From the listing, collect all lines containing the word "document".

(Stored data)
****************************************

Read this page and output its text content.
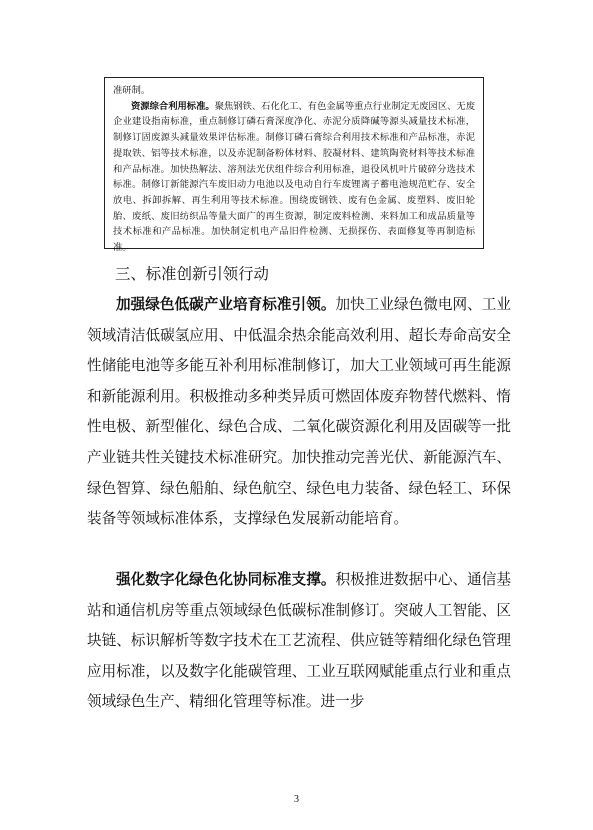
准研制。

资源综合利用标准。聚焦钢铁、石化化工、有色金属等重点行业制定无废园区、无废企业建设指南标准，重点制修订磷石膏深度净化、赤泥分质降碱等源头减量技术标准，制修订固废源头减量效果评估标准。制修订磷石膏综合利用技术标准和产品标准，赤泥提取铁、铝等技术标准，以及赤泥制备粉体材料、胶凝材料、建筑陶瓷材料等技术标准和产品标准。加快热解法、溶剂法光伏组件综合利用标准，退役风机叶片破碎分选技术标准。制修订新能源汽车废旧动力电池以及电动自行车废锂离子蓄电池规范贮存、安全放电、拆卸拆解、再生利用等技术标准。围绕废钢铁、废有色金属、废塑料、废旧轮胎、废纸、废旧纺织品等量大面广的再生资源，制定废料检测、来料加工和成品质量等技术标准和产品标准。加快制定机电产品旧件检测、无损探伤、表面修复等再制造标准。

三、标准创新引领行动

加强绿色低碳产业培育标准引领。加快工业绿色微电网、工业领域清洁低碳氢应用、中低温余热余能高效利用、超长寿命高安全性储能电池等多能互补利用标准制修订，加大工业领域可再生能源和新能源利用。积极推动多种类异质可燃固体废弃物替代燃料、惰性电极、新型催化、绿色合成、二氧化碳资源化利用及固碳等一批产业链共性关键技术标准研究。加快推动完善光伏、新能源汽车、绿色智算、绿色船舶、绿色航空、绿色电力装备、绿色轻工、环保装备等领域标准体系，支撑绿色发展新动能培育。

强化数字化绿色化协同标准支撑。积极推进数据中心、通信基站和通信机房等重点领域绿色低碳标准制修订。突破人工智能、区块链、标识解析等数字技术在工艺流程、供应链等精细化绿色管理应用标准，以及数字化能碳管理、工业互联网赋能重点行业和重点领域绿色生产、精细化管理等标准。进一步

3
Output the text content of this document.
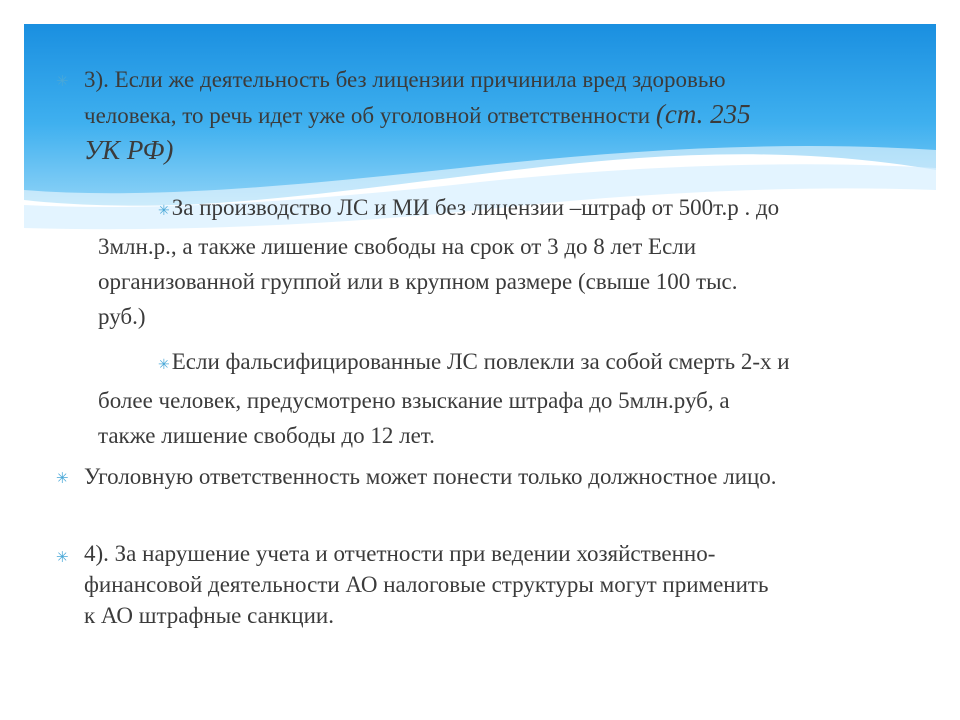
✳ 3). Если же деятельность без лицензии причинила вред здоровью
человека, то речь идет уже об уголовной ответственности (ст. 235
УК РФ)
✳За производство ЛС и МИ без лицензии –штраф от 500т.р . до
3млн.р., а также лишение свободы на срок от 3 до 8 лет Если
организованной группой или в крупном размере (свыше 100 тыс.
руб.)
✳Если фальсифицированные ЛС повлекли за собой смерть 2-х и
более человек, предусмотрено взыскание штрафа до 5млн.руб, а
также лишение свободы до 12 лет.
✳ Уголовную ответственность может понести только должностное лицо.
✳ 4). За нарушение учета и отчетности при ведении хозяйственно-
финансовой деятельности АО налоговые структуры могут применить
к АО штрафные санкции.
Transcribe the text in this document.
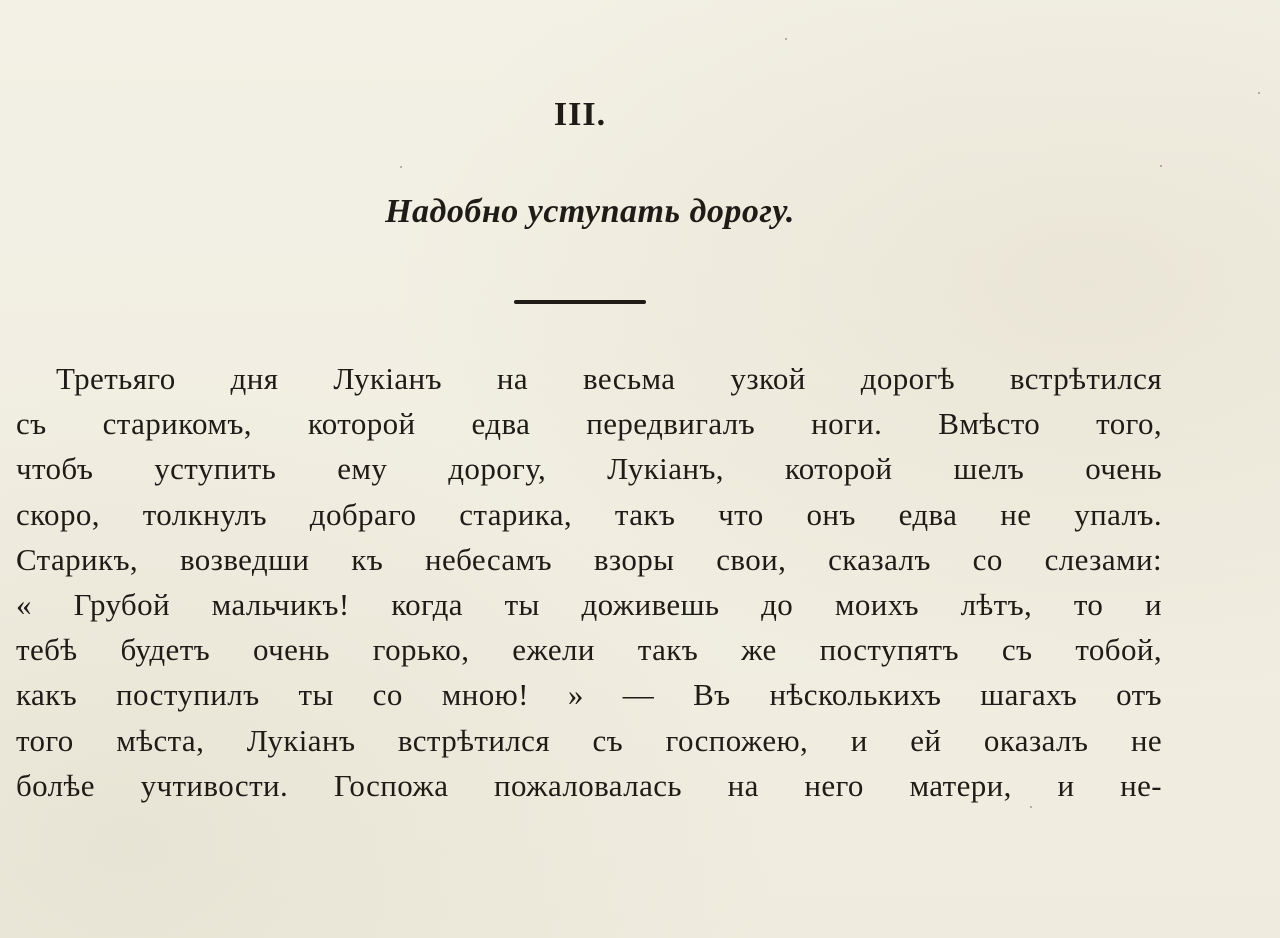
III.
Надобно уступать дорогу.
Третьяго дня Лукіанъ на весьма узкой дорогѣ встрѣтился
съ старикомъ, которой едва передвигалъ ноги. Вмѣсто того,
чтобъ уступить ему дорогу, Лукіанъ, которой шелъ очень
скоро, толкнулъ добраго старика, такъ что онъ едва не упалъ.
Старикъ, возведши къ небесамъ взоры свои, сказалъ со слезами:
« Грубой мальчикъ! когда ты доживешь до моихъ лѣтъ, то и
тебѣ будетъ очень горько, ежели такъ же поступятъ съ тобой,
какъ поступилъ ты со мною! » — Въ нѣсколькихъ шагахъ отъ
того мѣста, Лукіанъ встрѣтился съ госпожею, и ей оказалъ не
болѣе учтивости. Госпожа пожаловалась на него матери, и не-
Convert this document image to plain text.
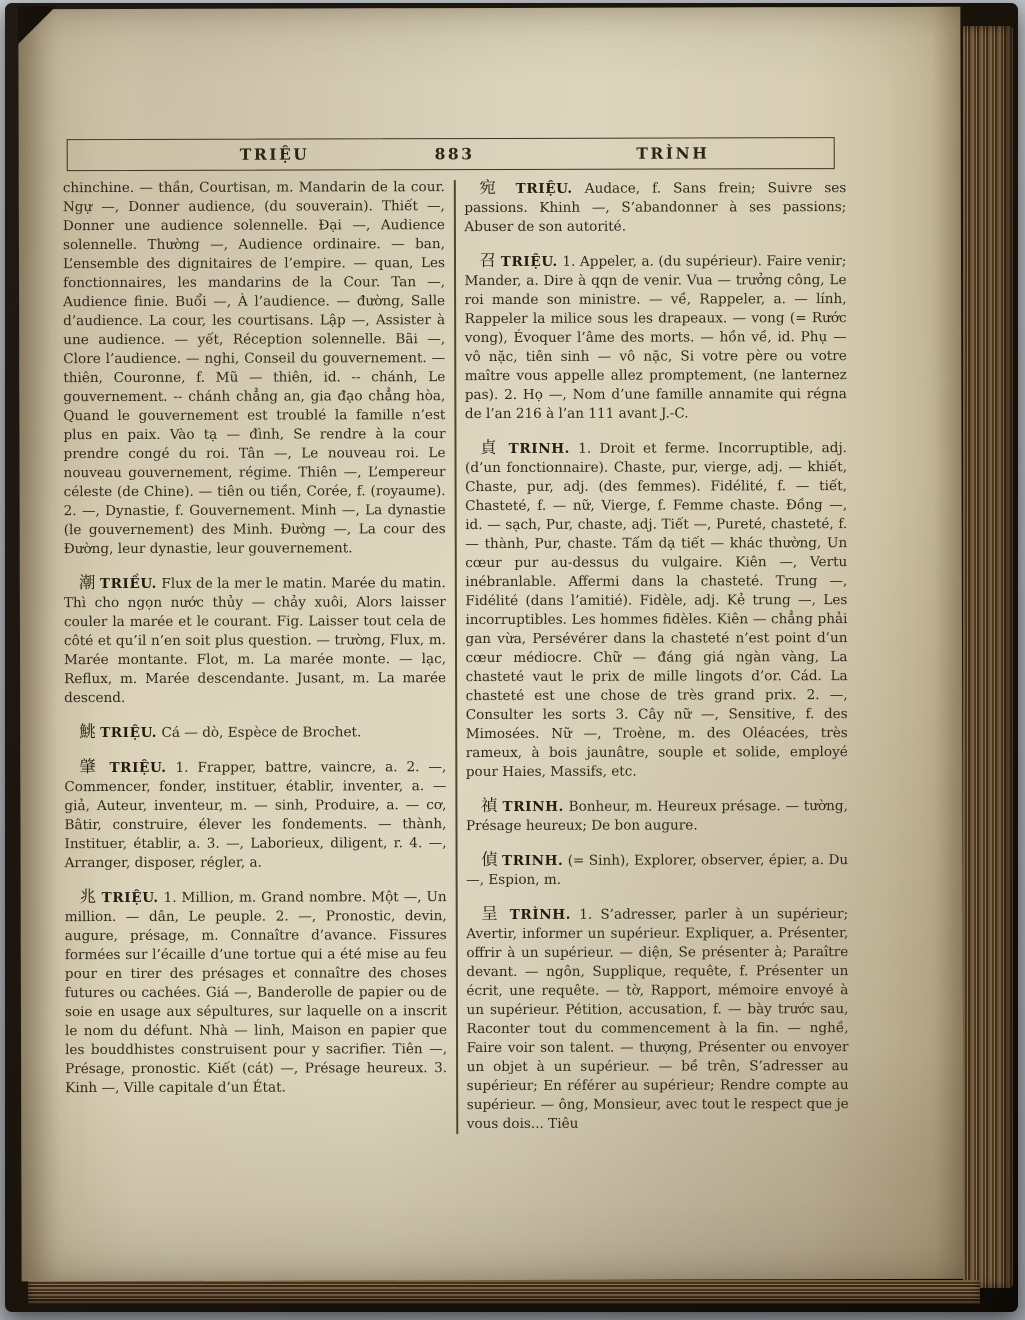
TRIỆU	883	TRÌNH

chinchine. — thần, Courtisan, m. Mandarin de la cour. Ngự —, Donner audience, (du souverain). Thiết —, Donner une audience solennelle. Đại —, Audience solennelle. Thường —, Audience ordinaire. — ban, L’ensemble des dignitaires de l’empire. — quan, Les fonctionnaires, les mandarins de la Cour. Tan —, Audience finie. Buổi —, À l’audience. — đường, Salle d’audience. La cour, les courtisans. Lập —, Assister à une audience. — yết, Réception solennelle. Bãi —, Clore l’audience. — nghi, Conseil du gouvernement. — thiên, Couronne, f. Mũ — thiên, id. -- chánh, Le gouvernement. -- chánh chẳng an, gia đạo chẳng hòa, Quand le gouvernement est troublé la famille n’est plus en paix. Vào tạ — đình, Se rendre à la cour prendre congé du roi. Tân —, Le nouveau roi. Le nouveau gouvernement, régime. Thiên —, L’empereur céleste (de Chine). — tiên ou tiền, Corée, f. (royaume). 2. —, Dynastie, f. Gouvernement. Minh —, La dynastie (le gouvernement) des Minh. Đường —, La cour des Đường, leur dynastie, leur gouvernement.

潮 TRIỀU. Flux de la mer le matin. Marée du matin. Thì cho ngọn nước thủy — chảy xuôi, Alors laisser couler la marée et le courant. Fig. Laisser tout cela de côté et qu’il n’en soit plus question. — trường, Flux, m. Marée montante. Flot, m. La marée monte. — lạc, Reflux, m. Marée descendante. Jusant, m. La marée descend.

鮡 TRIỆU. Cá — dò, Espèce de Brochet.

肇 TRIỆU. 1. Frapper, battre, vaincre, a. 2. —, Commencer, fonder, instituer, établir, inventer, a. — giả, Auteur, inventeur, m. — sinh, Produire, a. — cơ, Bâtir, construire, élever les fondements. — thành, Instituer, établir, a. 3. —, Laborieux, diligent, r. 4. —, Arranger, disposer, régler, a.

兆 TRIỆU. 1. Million, m. Grand nombre. Một —, Un million. — dân, Le peuple. 2. —, Pronostic, devin, augure, présage, m. Connaître d’avance. Fissures formées sur l’écaille d’une tortue qui a été mise au feu pour en tirer des présages et connaître des choses futures ou cachées. Giá —, Banderolle de papier ou de soie en usage aux sépultures, sur laquelle on a inscrit le nom du défunt. Nhà — linh, Maison en papier que les bouddhistes construisent pour y sacrifier. Tiên —, Présage, pronostic. Kiết (cát) —, Présage heureux. 3. Kinh —, Ville capitale d’un État.

宛 TRIỆU. Audace, f. Sans frein; Suivre ses passions. Khinh —, S’abandonner à ses passions; Abuser de son autorité.

召 TRIỆU. 1. Appeler, a. (du supérieur). Faire venir; Mander, a. Dire à qqn de venir. Vua — trưởng công, Le roi mande son ministre. — về, Rappeler, a. — lính, Rappeler la milice sous les drapeaux. — vong (= Rước vong), Évoquer l’âme des morts. — hồn về, id. Phụ — vô nặc, tiên sinh — vô nặc, Si votre père ou votre maître vous appelle allez promptement, (ne lanternez pas). 2. Họ —, Nom d’une famille annamite qui régna de l’an 216 à l’an 111 avant J.-C.

貞 TRINH. 1. Droit et ferme. Incorruptible, adj. (d’un fonctionnaire). Chaste, pur, vierge, adj. — khiết, Chaste, pur, adj. (des femmes). Fidélité, f. — tiết, Chasteté, f. — nữ, Vierge, f. Femme chaste. Đồng —, id. — sạch, Pur, chaste, adj. Tiết —, Pureté, chasteté, f. — thành, Pur, chaste. Tấm dạ tiết — khác thường, Un cœur pur au-dessus du vulgaire. Kiên —, Vertu inébranlable. Affermi dans la chasteté. Trung —, Fidélité (dans l’amitié). Fidèle, adj. Kẻ trung —, Les incorruptibles. Les hommes fidèles. Kiên — chẳng phải gan vừa, Persévérer dans la chasteté n’est point d’un cœur médiocre. Chữ — đáng giá ngàn vàng, La chasteté vaut le prix de mille lingots d’or. Cád. La chasteté est une chose de très grand prix. 2. —, Consulter les sorts 3. Cây nữ —, Sensitive, f. des Mimosées. Nữ —, Troène, m. des Oléacées, très rameux, à bois jaunâtre, souple et solide, employé pour Haies, Massifs, etc.

禎 TRINH. Bonheur, m. Heureux présage. — tường, Présage heureux; De bon augure.

偵 TRINH. (= Sinh), Explorer, observer, épier, a. Du —, Espion, m.

呈 TRÌNH. 1. S’adresser, parler à un supérieur; Avertir, informer un supérieur. Expliquer, a. Présenter, offrir à un supérieur. — diện, Se présenter à; Paraître devant. — ngôn, Supplique, requête, f. Présenter un écrit, une requête. — tờ, Rapport, mémoire envoyé à un supérieur. Pétition, accusation, f. — bày trước sau, Raconter tout du commencement à la fin. — nghề, Faire voir son talent. — thượng, Présenter ou envoyer un objet à un supérieur. — bề trên, S’adresser au supérieur; En référer au supérieur; Rendre compte au supérieur. — ông, Monsieur, avec tout le respect que je vous dois... Tiêu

****************************************

**TASK RESULT**
Output the text content of this document.
Transcribe the text in this document.
Convert this document image to plain text.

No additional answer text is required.